**Work required**
Print the data exactly as it is given, please.

**Saved entries**
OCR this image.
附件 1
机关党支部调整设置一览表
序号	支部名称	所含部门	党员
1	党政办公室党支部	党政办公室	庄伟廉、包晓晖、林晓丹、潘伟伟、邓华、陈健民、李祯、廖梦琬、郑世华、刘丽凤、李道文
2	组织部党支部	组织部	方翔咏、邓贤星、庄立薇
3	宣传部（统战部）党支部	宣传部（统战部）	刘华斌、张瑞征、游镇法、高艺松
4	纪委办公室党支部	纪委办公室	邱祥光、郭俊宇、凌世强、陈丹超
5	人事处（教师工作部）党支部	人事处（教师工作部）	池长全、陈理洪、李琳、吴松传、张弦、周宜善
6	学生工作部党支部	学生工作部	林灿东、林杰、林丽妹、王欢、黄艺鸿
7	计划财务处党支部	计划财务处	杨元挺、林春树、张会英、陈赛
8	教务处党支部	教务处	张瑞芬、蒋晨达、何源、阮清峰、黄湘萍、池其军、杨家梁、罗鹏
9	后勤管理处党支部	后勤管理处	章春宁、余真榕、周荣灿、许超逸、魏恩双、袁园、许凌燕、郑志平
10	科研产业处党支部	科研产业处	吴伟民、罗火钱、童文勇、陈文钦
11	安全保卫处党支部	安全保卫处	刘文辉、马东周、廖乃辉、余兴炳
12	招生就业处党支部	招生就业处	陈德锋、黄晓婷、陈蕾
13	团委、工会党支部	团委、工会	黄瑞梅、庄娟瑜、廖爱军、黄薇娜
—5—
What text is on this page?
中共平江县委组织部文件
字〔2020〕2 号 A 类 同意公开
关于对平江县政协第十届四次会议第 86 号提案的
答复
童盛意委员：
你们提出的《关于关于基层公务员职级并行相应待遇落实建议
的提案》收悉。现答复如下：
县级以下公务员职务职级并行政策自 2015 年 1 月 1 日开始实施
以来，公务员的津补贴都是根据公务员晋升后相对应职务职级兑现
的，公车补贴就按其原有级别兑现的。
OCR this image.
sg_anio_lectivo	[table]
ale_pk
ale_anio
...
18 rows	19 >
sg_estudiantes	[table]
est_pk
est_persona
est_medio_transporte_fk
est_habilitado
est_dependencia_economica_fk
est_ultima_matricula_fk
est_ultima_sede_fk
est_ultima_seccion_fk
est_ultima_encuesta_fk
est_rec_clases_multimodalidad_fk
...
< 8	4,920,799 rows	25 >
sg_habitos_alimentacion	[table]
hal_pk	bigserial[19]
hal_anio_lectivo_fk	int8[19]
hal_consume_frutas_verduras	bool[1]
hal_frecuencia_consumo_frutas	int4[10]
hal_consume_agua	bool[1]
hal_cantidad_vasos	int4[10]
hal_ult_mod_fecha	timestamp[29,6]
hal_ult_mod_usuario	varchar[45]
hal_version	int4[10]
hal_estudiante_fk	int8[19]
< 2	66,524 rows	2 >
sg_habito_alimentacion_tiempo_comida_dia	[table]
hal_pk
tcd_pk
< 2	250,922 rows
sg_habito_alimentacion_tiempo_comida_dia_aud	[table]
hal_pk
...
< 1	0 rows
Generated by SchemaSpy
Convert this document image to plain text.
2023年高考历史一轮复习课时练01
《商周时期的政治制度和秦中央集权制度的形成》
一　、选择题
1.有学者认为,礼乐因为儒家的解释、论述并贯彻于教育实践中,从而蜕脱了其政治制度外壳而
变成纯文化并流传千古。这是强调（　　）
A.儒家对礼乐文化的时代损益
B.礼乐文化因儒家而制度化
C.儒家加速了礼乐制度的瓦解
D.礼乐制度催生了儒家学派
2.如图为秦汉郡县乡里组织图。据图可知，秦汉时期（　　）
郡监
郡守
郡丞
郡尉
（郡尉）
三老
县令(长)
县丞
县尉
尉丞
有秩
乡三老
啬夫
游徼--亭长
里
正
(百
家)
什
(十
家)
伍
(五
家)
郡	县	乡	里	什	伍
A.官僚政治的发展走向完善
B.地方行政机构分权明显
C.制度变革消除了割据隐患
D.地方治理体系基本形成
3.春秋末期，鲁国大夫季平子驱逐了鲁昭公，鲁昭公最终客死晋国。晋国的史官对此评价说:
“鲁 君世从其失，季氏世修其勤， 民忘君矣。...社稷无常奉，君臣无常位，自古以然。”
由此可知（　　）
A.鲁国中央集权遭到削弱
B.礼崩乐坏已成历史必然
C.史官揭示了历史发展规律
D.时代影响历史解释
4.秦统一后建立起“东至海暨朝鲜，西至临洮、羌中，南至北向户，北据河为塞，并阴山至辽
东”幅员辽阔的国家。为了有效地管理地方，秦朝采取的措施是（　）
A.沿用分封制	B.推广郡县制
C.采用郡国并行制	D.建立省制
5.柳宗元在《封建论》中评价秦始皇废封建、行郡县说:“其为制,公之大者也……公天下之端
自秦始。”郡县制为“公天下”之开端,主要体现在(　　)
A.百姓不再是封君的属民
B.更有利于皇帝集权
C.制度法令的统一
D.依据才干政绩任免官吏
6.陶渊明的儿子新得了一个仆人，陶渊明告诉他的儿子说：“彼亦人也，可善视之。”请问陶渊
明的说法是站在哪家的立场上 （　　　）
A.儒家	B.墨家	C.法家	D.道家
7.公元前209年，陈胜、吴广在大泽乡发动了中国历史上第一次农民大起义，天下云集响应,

**Correct output**
OCR this image.
附件 1
机关党支部调整设置一览表
序号	支部名称	所含部门	党员
1	党政办公室党支部	党政办公室	庄伟廉、包晓晖、林晓丹、潘伟伟、邓华、陈健民、李祯、廖梦琬、郑世华、刘丽凤、李道文
2	组织部党支部	组织部	方翔咏、邓贤星、庄立薇
3	宣传部（统战部）党支部	宣传部（统战部）	刘华斌、张瑞征、游镇法、高艺松
4	纪委办公室党支部	纪委办公室	邱祥光、郭俊宇、凌世强、陈丹超
5	人事处（教师工作部）党支部	人事处（教师工作部）	池长全、陈理洪、李琳、吴松传、张弦、周宜善
6	学生工作部党支部	学生工作部	林灿东、林杰、林丽妹、王欢、黄艺鸿
7	计划财务处党支部	计划财务处	杨元挺、林春树、张会英、陈赛
8	教务处党支部	教务处	张瑞芬、蒋晨达、何源、阮清峰、黄湘萍、池其军、杨家梁、罗鹏
9	后勤管理处党支部	后勤管理处	章春宁、余真榕、周荣灿、许超逸、魏恩双、袁园、许凌燕、郑志平
10	科研产业处党支部	科研产业处	吴伟民、罗火钱、童文勇、陈文钦
11	安全保卫处党支部	安全保卫处	刘文辉、马东周、廖乃辉、余兴炳
12	招生就业处党支部	招生就业处	陈德锋、黄晓婷、陈蕾
13	团委、工会党支部	团委、工会	黄瑞梅、庄娟瑜、廖爱军、黄薇娜
—5—
What text is on this page?
中共平江县委组织部文件
字〔2020〕2 号 A 类 同意公开
关于对平江县政协第十届四次会议第 86 号提案的
答复
童盛意委员：
你们提出的《关于关于基层公务员职级并行相应待遇落实建议
的提案》收悉。现答复如下：
县级以下公务员职务职级并行政策自 2015 年 1 月 1 日开始实施
以来，公务员的津补贴都是根据公务员晋升后相对应职务职级兑现
的，公车补贴就按其原有级别兑现的。
OCR this image.
sg_anio_lectivo	[table]
ale_pk
ale_anio
...
18 rows	19 >
sg_estudiantes	[table]
est_pk
est_persona
est_medio_transporte_fk
est_habilitado
est_dependencia_economica_fk
est_ultima_matricula_fk
est_ultima_sede_fk
est_ultima_seccion_fk
est_ultima_encuesta_fk
est_rec_clases_multimodalidad_fk
...
< 8	4,920,799 rows	25 >
sg_habitos_alimentacion	[table]
hal_pk	bigserial[19]
hal_anio_lectivo_fk	int8[19]
hal_consume_frutas_verduras	bool[1]
hal_frecuencia_consumo_frutas	int4[10]
hal_consume_agua	bool[1]
hal_cantidad_vasos	int4[10]
hal_ult_mod_fecha	timestamp[29,6]
hal_ult_mod_usuario	varchar[45]
hal_version	int4[10]
hal_estudiante_fk	int8[19]
< 2	66,524 rows	2 >
sg_habito_alimentacion_tiempo_comida_dia	[table]
hal_pk
tcd_pk
< 2	250,922 rows
sg_habito_alimentacion_tiempo_comida_dia_aud	[table]
hal_pk
...
< 1	0 rows
Generated by SchemaSpy
Convert this document image to plain text.
2023年高考历史一轮复习课时练01
《商周时期的政治制度和秦中央集权制度的形成》
一　、选择题
1.有学者认为,礼乐因为儒家的解释、论述并贯彻于教育实践中,从而蜕脱了其政治制度外壳而
变成纯文化并流传千古。这是强调（　　）
A.儒家对礼乐文化的时代损益
B.礼乐文化因儒家而制度化
C.儒家加速了礼乐制度的瓦解
D.礼乐制度催生了儒家学派
2.如图为秦汉郡县乡里组织图。据图可知，秦汉时期（　　）
郡监
郡守
郡丞
郡尉
（郡尉）
三老
县令(长)
县丞
县尉
尉丞
有秩
乡三老
啬夫
游徼--亭长
里
正
(百
家)
什
(十
家)
伍
(五
家)
郡	县	乡	里	什	伍
A.官僚政治的发展走向完善
B.地方行政机构分权明显
C.制度变革消除了割据隐患
D.地方治理体系基本形成
3.春秋末期，鲁国大夫季平子驱逐了鲁昭公，鲁昭公最终客死晋国。晋国的史官对此评价说:
“鲁 君世从其失，季氏世修其勤， 民忘君矣。...社稷无常奉，君臣无常位，自古以然。”
由此可知（　　）
A.鲁国中央集权遭到削弱
B.礼崩乐坏已成历史必然
C.史官揭示了历史发展规律
D.时代影响历史解释
4.秦统一后建立起“东至海暨朝鲜，西至临洮、羌中，南至北向户，北据河为塞，并阴山至辽
东”幅员辽阔的国家。为了有效地管理地方，秦朝采取的措施是（　）
A.沿用分封制	B.推广郡县制
C.采用郡国并行制	D.建立省制
5.柳宗元在《封建论》中评价秦始皇废封建、行郡县说:“其为制,公之大者也……公天下之端
自秦始。”郡县制为“公天下”之开端,主要体现在(　　)
A.百姓不再是封君的属民
B.更有利于皇帝集权
C.制度法令的统一
D.依据才干政绩任免官吏
6.陶渊明的儿子新得了一个仆人，陶渊明告诉他的儿子说：“彼亦人也，可善视之。”请问陶渊
明的说法是站在哪家的立场上 （　　　）
A.儒家	B.墨家	C.法家	D.道家
7.公元前209年，陈胜、吴广在大泽乡发动了中国历史上第一次农民大起义，天下云集响应,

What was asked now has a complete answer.